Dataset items
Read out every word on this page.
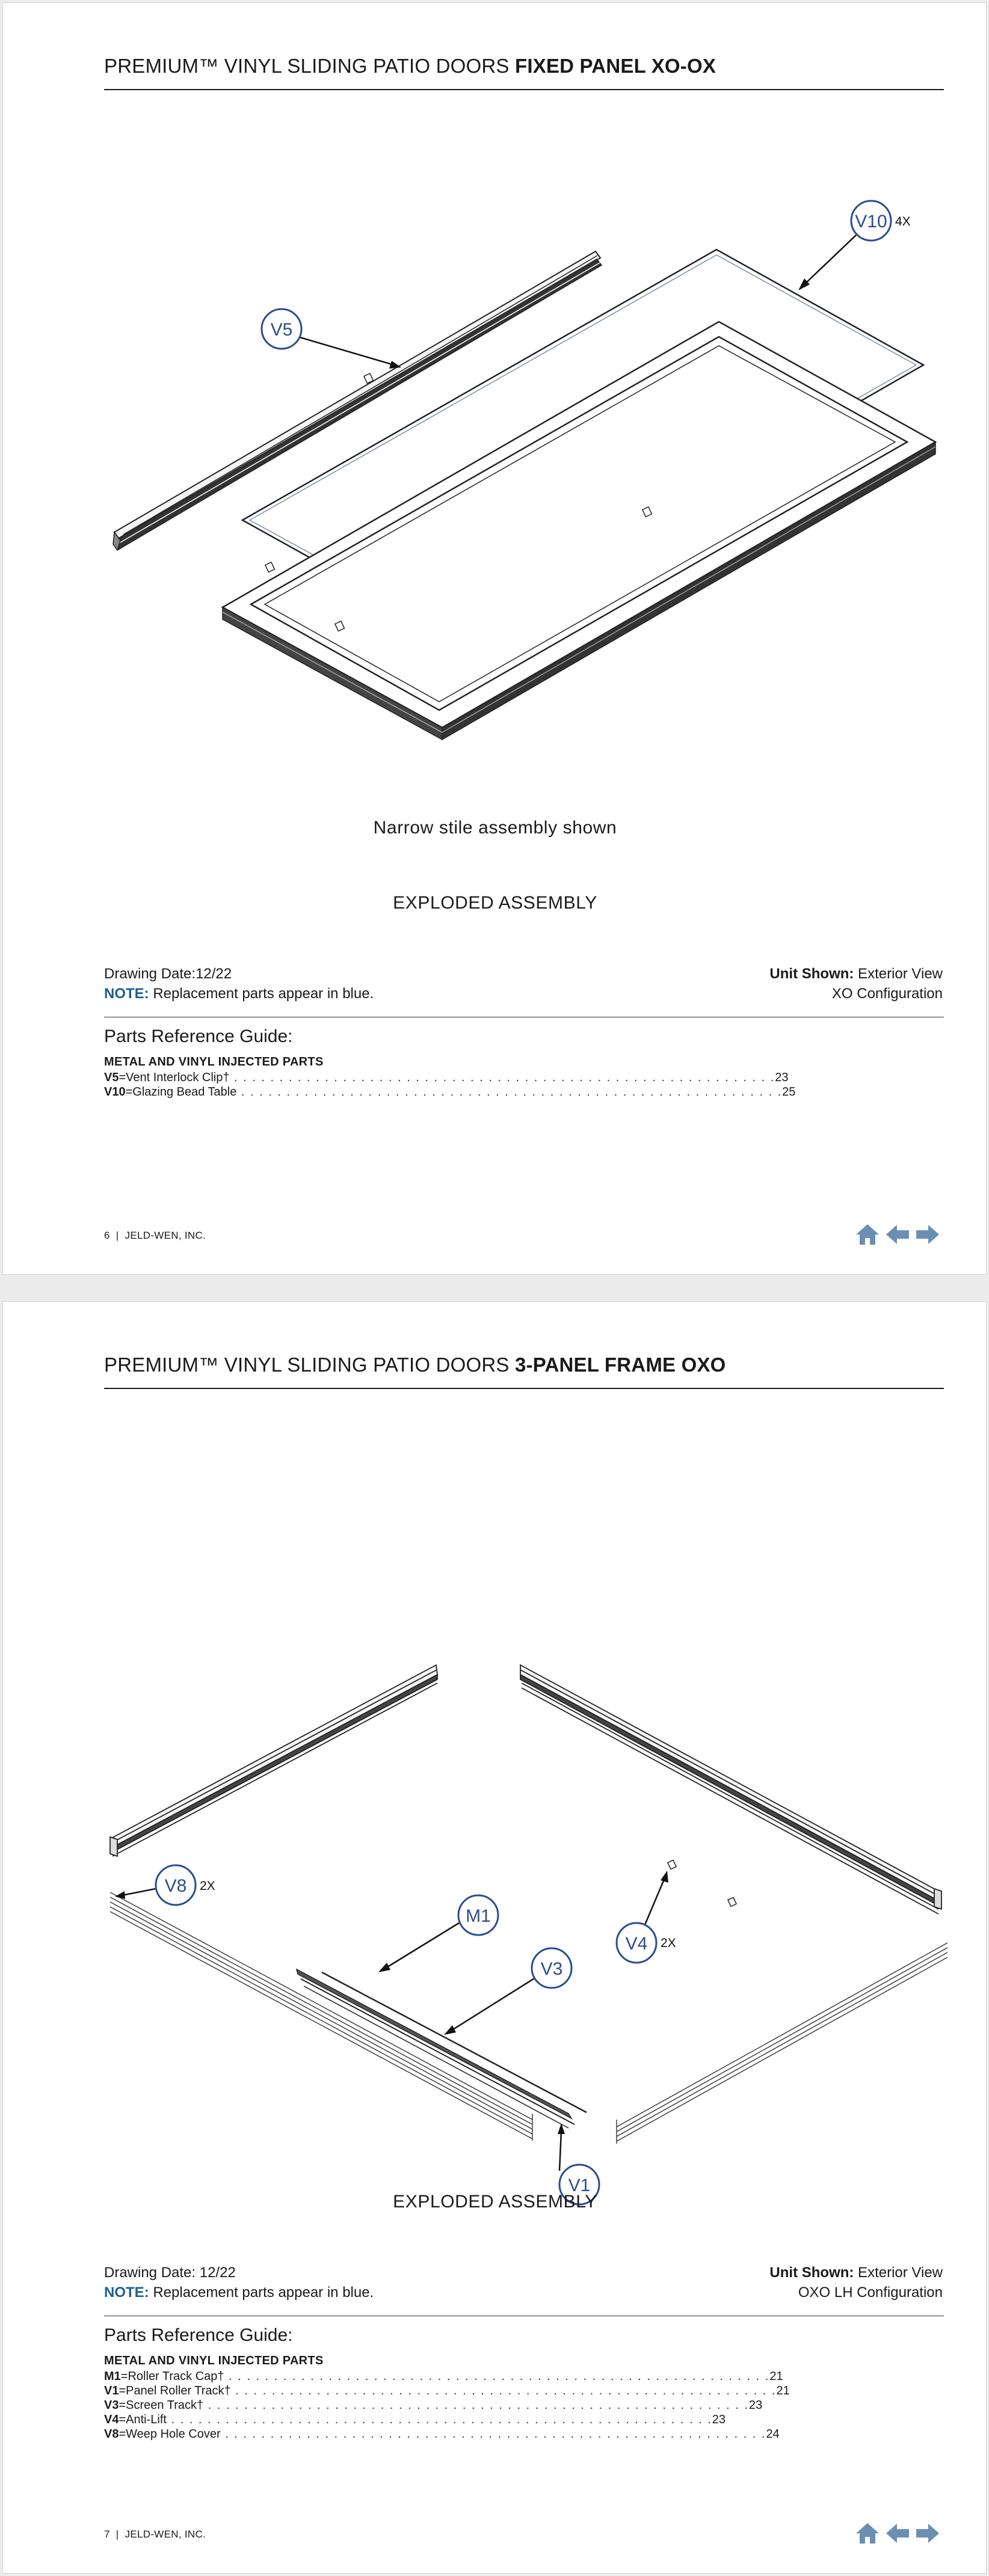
PREMIUM™ VINYL SLIDING PATIO DOORS FIXED PANEL XO-OX
V10 4X
V5
Narrow stile assembly shown
EXPLODED ASSEMBLY
Drawing Date:12/22
NOTE: Replacement parts appear in blue.
Unit Shown: Exterior View
XO Configuration
Parts Reference Guide:
METAL AND VINYL INJECTED PARTS
V5 = Vent Interlock Clip† . . .	23
V10 = Glazing Bead Table . . .	25
6  |  JELD-WEN, INC.
PREMIUM™ VINYL SLIDING PATIO DOORS 3-PANEL FRAME OXO
V4 2X
V8 2X
M1
V3
V1
EXPLODED ASSEMBLY
Drawing Date: 12/22
NOTE: Replacement parts appear in blue.
Unit Shown: Exterior View
OXO LH Configuration
Parts Reference Guide:
METAL AND VINYL INJECTED PARTS
M1 = Roller Track Cap† . . .	21
V1 = Panel Roller Track† . . .	21
V3 = Screen Track† . . .	23
V4 = Anti-Lift . . .	23
V8 = Weep Hole Cover . . .	24
7  |  JELD-WEN, INC.
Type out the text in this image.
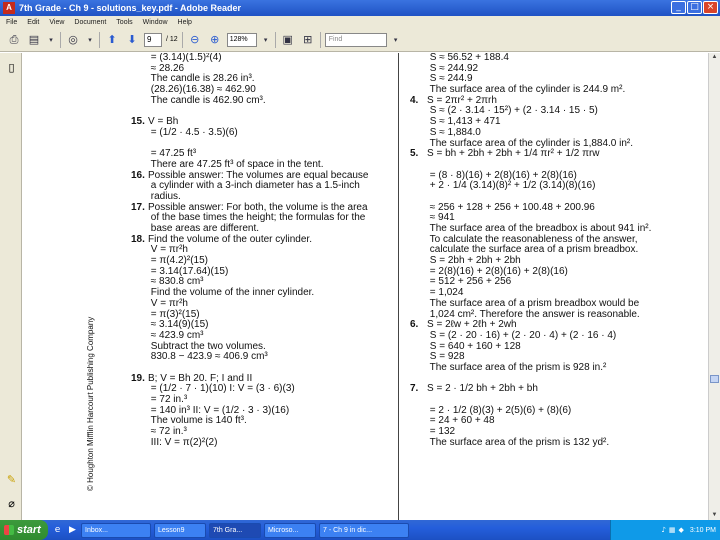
A 7th Grade - Ch 9 - solutions_key.pdf - Adobe Reader	_	□ ×
File Edit View Document Tools Window Help
⎙ ▤	▾ ◎	▾	⬆ ⬇	9	/ 12	⊖ ⊕	128%	▾ ▣ ⊞	Find	▾
▯
✎
⌀
© Houghton Mifflin Harcourt Publishing Company
= (3.14)(1.5)²(4)
≈ 28.26
The candle is 28.26 in³.
(28.26)(16.38) ≈ 462.90
The candle is 462.90 cm³.
15. V = Bh
= (1/2 · 4.5 · 3.5)(6)
= 47.25 ft³
There are 47.25 ft³ of space in the tent.
16. Possible answer: The volumes are equal because
a cylinder with a 3-inch diameter has a 1.5-inch
radius.
17. Possible answer: For both, the volume is the area
of the base times the height; the formulas for the
base areas are different.
18. Find the volume of the outer cylinder.
V = πr²h
= π(4.2)²(15)
= 3.14(17.64)(15)
≈ 830.8 cm³
Find the volume of the inner cylinder.
V = πr²h
= π(3)²(15)
≈ 3.14(9)(15)
≈ 423.9 cm³
Subtract the two volumes.
830.8 − 423.9 ≈ 406.9 cm³
19. B; V = Bh 20. F; I and II
= (1/2 · 7 · 1)(10) I: V = (3 · 6)(3)
= 72 in.³
= 140 in³ II: V = (1/2 · 3 · 3)(16)
The volume is 140 ft³.
≈ 72 in.³
III: V = π(2)²(2)
S ≈ 56.52 + 188.4
S ≈ 244.92
S ≈ 244.9
The surface area of the cylinder is 244.9 m².
4. S = 2πr² + 2πrh
S ≈ (2 · 3.14 · 15²) + (2 · 3.14 · 15 · 5)
S ≈ 1,413 + 471
S ≈ 1,884.0
The surface area of the cylinder is 1,884.0 in².
5. S = bh + 2bh + 2bh + 1/4 πr² + 1/2 πrw
= (8 · 8)(16) + 2(8)(16) + 2(8)(16)
+ 2 · 1/4 (3.14)(8)² + 1/2 (3.14)(8)(16)
≈ 256 + 128 + 256 + 100.48 + 200.96
≈ 941
The surface area of the breadbox is about 941 in².
To calculate the reasonableness of the answer,
calculate the surface area of a prism breadbox.
S = 2bh + 2bh + 2bh
= 2(8)(16) + 2(8)(16) + 2(8)(16)
= 512 + 256 + 256
= 1,024
The surface area of a prism breadbox would be
1,024 cm². Therefore the answer is reasonable.
6. S = 2ℓw + 2ℓh + 2wh
S = (2 · 20 · 16) + (2 · 20 · 4) + (2 · 16 · 4)
S = 640 + 160 + 128
S = 928
The surface area of the prism is 928 in.²
7. S = 2 · 1/2 bh + 2bh + bh
= 2 · 1/2 (8)(3) + 2(5)(6) + (8)(6)
= 24 + 60 + 48
= 132
The surface area of the prism is 132 yd².
▲
▼
start	e ▶	Inbox...	Lesson9	7th Gra...	Microso...	7 - Ch 9 in dic...	♪ ▦ ◆ 3:10 PM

▶ _Description of the task_
Locate the lines above that hold the word "Drawing". Show every one of them.

▶ _Solution_
Drawing Date:12/22
Drawing Date: 12/22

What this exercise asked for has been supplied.